Exercise description ->
Print every entry exactly as written.

-- Input start --

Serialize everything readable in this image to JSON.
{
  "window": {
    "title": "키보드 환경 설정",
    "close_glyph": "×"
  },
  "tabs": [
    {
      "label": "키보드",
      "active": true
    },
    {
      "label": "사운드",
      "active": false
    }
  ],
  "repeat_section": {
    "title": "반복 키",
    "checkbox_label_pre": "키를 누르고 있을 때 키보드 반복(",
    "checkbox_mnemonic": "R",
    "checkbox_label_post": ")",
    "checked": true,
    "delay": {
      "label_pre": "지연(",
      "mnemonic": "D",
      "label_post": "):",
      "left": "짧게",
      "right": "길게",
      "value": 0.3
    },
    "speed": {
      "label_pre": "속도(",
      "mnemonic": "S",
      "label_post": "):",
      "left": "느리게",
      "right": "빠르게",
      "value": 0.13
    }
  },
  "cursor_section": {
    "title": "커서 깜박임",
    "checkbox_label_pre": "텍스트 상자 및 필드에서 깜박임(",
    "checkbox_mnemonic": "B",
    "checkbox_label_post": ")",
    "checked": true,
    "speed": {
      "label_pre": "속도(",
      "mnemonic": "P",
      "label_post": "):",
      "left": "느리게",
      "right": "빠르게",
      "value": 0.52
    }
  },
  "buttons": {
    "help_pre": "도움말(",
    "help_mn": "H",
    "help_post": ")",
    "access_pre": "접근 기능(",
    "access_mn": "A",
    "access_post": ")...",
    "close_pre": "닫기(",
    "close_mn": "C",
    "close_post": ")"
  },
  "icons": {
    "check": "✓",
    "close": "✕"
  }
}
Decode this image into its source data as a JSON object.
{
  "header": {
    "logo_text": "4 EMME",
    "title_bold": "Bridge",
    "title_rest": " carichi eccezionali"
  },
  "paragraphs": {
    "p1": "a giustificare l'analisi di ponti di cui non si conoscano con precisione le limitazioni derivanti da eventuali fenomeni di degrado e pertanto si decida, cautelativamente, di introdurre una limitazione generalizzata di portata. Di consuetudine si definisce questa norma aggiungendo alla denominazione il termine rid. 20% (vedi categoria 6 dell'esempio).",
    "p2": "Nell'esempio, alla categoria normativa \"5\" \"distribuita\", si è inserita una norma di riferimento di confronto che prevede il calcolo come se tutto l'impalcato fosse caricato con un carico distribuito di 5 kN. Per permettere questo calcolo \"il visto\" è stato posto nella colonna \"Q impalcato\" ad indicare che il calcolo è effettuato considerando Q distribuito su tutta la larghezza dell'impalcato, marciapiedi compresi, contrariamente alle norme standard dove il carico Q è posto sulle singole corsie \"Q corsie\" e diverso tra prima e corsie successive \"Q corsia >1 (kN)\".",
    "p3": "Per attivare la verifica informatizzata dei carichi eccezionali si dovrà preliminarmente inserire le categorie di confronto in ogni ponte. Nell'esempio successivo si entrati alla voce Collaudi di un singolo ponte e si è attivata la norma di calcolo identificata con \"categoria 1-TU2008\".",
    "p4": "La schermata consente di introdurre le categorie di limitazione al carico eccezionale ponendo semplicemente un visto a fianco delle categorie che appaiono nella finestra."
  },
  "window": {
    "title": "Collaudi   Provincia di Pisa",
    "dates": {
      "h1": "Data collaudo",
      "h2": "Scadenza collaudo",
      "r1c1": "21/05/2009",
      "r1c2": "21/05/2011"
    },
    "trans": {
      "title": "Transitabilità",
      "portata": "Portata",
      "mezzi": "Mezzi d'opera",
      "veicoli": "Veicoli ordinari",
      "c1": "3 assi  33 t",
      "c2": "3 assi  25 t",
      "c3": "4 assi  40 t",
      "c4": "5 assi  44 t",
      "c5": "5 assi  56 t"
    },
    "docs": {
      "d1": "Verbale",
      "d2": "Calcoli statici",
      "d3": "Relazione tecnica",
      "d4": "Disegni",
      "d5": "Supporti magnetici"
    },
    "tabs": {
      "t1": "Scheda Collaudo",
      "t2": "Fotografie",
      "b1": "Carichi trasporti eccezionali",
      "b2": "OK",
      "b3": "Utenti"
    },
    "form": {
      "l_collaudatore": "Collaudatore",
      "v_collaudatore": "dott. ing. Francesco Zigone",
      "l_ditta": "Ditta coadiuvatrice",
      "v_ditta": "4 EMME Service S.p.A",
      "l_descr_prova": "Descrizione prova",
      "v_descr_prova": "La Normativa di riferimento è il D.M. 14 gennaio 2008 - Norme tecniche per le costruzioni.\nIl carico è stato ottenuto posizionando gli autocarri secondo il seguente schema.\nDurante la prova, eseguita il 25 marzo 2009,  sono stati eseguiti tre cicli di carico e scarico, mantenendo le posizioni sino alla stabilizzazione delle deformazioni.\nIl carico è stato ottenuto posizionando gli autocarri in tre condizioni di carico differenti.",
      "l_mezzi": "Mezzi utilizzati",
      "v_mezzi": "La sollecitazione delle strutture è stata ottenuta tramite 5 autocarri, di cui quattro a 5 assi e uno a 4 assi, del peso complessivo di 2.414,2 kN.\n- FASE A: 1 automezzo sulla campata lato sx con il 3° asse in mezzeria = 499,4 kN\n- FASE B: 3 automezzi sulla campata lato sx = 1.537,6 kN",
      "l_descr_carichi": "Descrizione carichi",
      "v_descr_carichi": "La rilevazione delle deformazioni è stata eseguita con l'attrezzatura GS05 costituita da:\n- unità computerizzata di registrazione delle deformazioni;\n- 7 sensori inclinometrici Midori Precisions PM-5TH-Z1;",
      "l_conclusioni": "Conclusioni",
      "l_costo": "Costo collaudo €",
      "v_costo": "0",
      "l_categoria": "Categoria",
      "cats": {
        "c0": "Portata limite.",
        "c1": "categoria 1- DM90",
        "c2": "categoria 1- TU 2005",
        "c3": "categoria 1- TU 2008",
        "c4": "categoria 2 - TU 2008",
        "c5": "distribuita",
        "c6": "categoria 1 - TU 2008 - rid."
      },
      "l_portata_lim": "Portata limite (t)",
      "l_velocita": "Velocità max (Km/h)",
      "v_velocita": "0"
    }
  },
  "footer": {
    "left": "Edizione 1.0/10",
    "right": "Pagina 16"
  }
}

-- Input end --

Written solution ->
Serialize everything readable in this image to JSON.
{
  "window": {
    "title": "키보드 환경 설정",
    "close_glyph": "×"
  },
  "tabs": [
    {
      "label": "키보드",
      "active": true
    },
    {
      "label": "사운드",
      "active": false
    }
  ],
  "repeat_section": {
    "title": "반복 키",
    "checkbox_label_pre": "키를 누르고 있을 때 키보드 반복(",
    "checkbox_mnemonic": "R",
    "checkbox_label_post": ")",
    "checked": true,
    "delay": {
      "label_pre": "지연(",
      "mnemonic": "D",
      "label_post": "):",
      "left": "짧게",
      "right": "길게",
      "value": 0.3
    },
    "speed": {
      "label_pre": "속도(",
      "mnemonic": "S",
      "label_post": "):",
      "left": "느리게",
      "right": "빠르게",
      "value": 0.13
    }
  },
  "cursor_section": {
    "title": "커서 깜박임",
    "checkbox_label_pre": "텍스트 상자 및 필드에서 깜박임(",
    "checkbox_mnemonic": "B",
    "checkbox_label_post": ")",
    "checked": true,
    "speed": {
      "label_pre": "속도(",
      "mnemonic": "P",
      "label_post": "):",
      "left": "느리게",
      "right": "빠르게",
      "value": 0.52
    }
  },
  "buttons": {
    "help_pre": "도움말(",
    "help_mn": "H",
    "help_post": ")",
    "access_pre": "접근 기능(",
    "access_mn": "A",
    "access_post": ")...",
    "close_pre": "닫기(",
    "close_mn": "C",
    "close_post": ")"
  },
  "icons": {
    "check": "✓",
    "close": "✕"
  }
}
Decode this image into its source data as a JSON object.
{
  "header": {
    "logo_text": "4 EMME",
    "title_bold": "Bridge",
    "title_rest": " carichi eccezionali"
  },
  "paragraphs": {
    "p1": "a giustificare l'analisi di ponti di cui non si conoscano con precisione le limitazioni derivanti da eventuali fenomeni di degrado e pertanto si decida, cautelativamente, di introdurre una limitazione generalizzata di portata. Di consuetudine si definisce questa norma aggiungendo alla denominazione il termine rid. 20% (vedi categoria 6 dell'esempio).",
    "p2": "Nell'esempio, alla categoria normativa \"5\" \"distribuita\", si è inserita una norma di riferimento di confronto che prevede il calcolo come se tutto l'impalcato fosse caricato con un carico distribuito di 5 kN. Per permettere questo calcolo \"il visto\" è stato posto nella colonna \"Q impalcato\" ad indicare che il calcolo è effettuato considerando Q distribuito su tutta la larghezza dell'impalcato, marciapiedi compresi, contrariamente alle norme standard dove il carico Q è posto sulle singole corsie \"Q corsie\" e diverso tra prima e corsie successive \"Q corsia >1 (kN)\".",
    "p3": "Per attivare la verifica informatizzata dei carichi eccezionali si dovrà preliminarmente inserire le categorie di confronto in ogni ponte. Nell'esempio successivo si entrati alla voce Collaudi di un singolo ponte e si è attivata la norma di calcolo identificata con \"categoria 1-TU2008\".",
    "p4": "La schermata consente di introdurre le categorie di limitazione al carico eccezionale ponendo semplicemente un visto a fianco delle categorie che appaiono nella finestra."
  },
  "window": {
    "title": "Collaudi   Provincia di Pisa",
    "dates": {
      "h1": "Data collaudo",
      "h2": "Scadenza collaudo",
      "r1c1": "21/05/2009",
      "r1c2": "21/05/2011"
    },
    "trans": {
      "title": "Transitabilità",
      "portata": "Portata",
      "mezzi": "Mezzi d'opera",
      "veicoli": "Veicoli ordinari",
      "c1": "3 assi  33 t",
      "c2": "3 assi  25 t",
      "c3": "4 assi  40 t",
      "c4": "5 assi  44 t",
      "c5": "5 assi  56 t"
    },
    "docs": {
      "d1": "Verbale",
      "d2": "Calcoli statici",
      "d3": "Relazione tecnica",
      "d4": "Disegni",
      "d5": "Supporti magnetici"
    },
    "tabs": {
      "t1": "Scheda Collaudo",
      "t2": "Fotografie",
      "b1": "Carichi trasporti eccezionali",
      "b2": "OK",
      "b3": "Utenti"
    },
    "form": {
      "l_collaudatore": "Collaudatore",
      "v_collaudatore": "dott. ing. Francesco Zigone",
      "l_ditta": "Ditta coadiuvatrice",
      "v_ditta": "4 EMME Service S.p.A",
      "l_descr_prova": "Descrizione prova",
      "v_descr_prova": "La Normativa di riferimento è il D.M. 14 gennaio 2008 - Norme tecniche per le costruzioni.\nIl carico è stato ottenuto posizionando gli autocarri secondo il seguente schema.\nDurante la prova, eseguita il 25 marzo 2009,  sono stati eseguiti tre cicli di carico e scarico, mantenendo le posizioni sino alla stabilizzazione delle deformazioni.\nIl carico è stato ottenuto posizionando gli autocarri in tre condizioni di carico differenti.",
      "l_mezzi": "Mezzi utilizzati",
      "v_mezzi": "La sollecitazione delle strutture è stata ottenuta tramite 5 autocarri, di cui quattro a 5 assi e uno a 4 assi, del peso complessivo di 2.414,2 kN.\n- FASE A: 1 automezzo sulla campata lato sx con il 3° asse in mezzeria = 499,4 kN\n- FASE B: 3 automezzi sulla campata lato sx = 1.537,6 kN",
      "l_descr_carichi": "Descrizione carichi",
      "v_descr_carichi": "La rilevazione delle deformazioni è stata eseguita con l'attrezzatura GS05 costituita da:\n- unità computerizzata di registrazione delle deformazioni;\n- 7 sensori inclinometrici Midori Precisions PM-5TH-Z1;",
      "l_conclusioni": "Conclusioni",
      "l_costo": "Costo collaudo €",
      "v_costo": "0",
      "l_categoria": "Categoria",
      "cats": {
        "c0": "Portata limite.",
        "c1": "categoria 1- DM90",
        "c2": "categoria 1- TU 2005",
        "c3": "categoria 1- TU 2008",
        "c4": "categoria 2 - TU 2008",
        "c5": "distribuita",
        "c6": "categoria 1 - TU 2008 - rid."
      },
      "l_portata_lim": "Portata limite (t)",
      "l_velocita": "Velocità max (Km/h)",
      "v_velocita": "0"
    }
  },
  "footer": {
    "left": "Edizione 1.0/10",
    "right": "Pagina 16"
  }
}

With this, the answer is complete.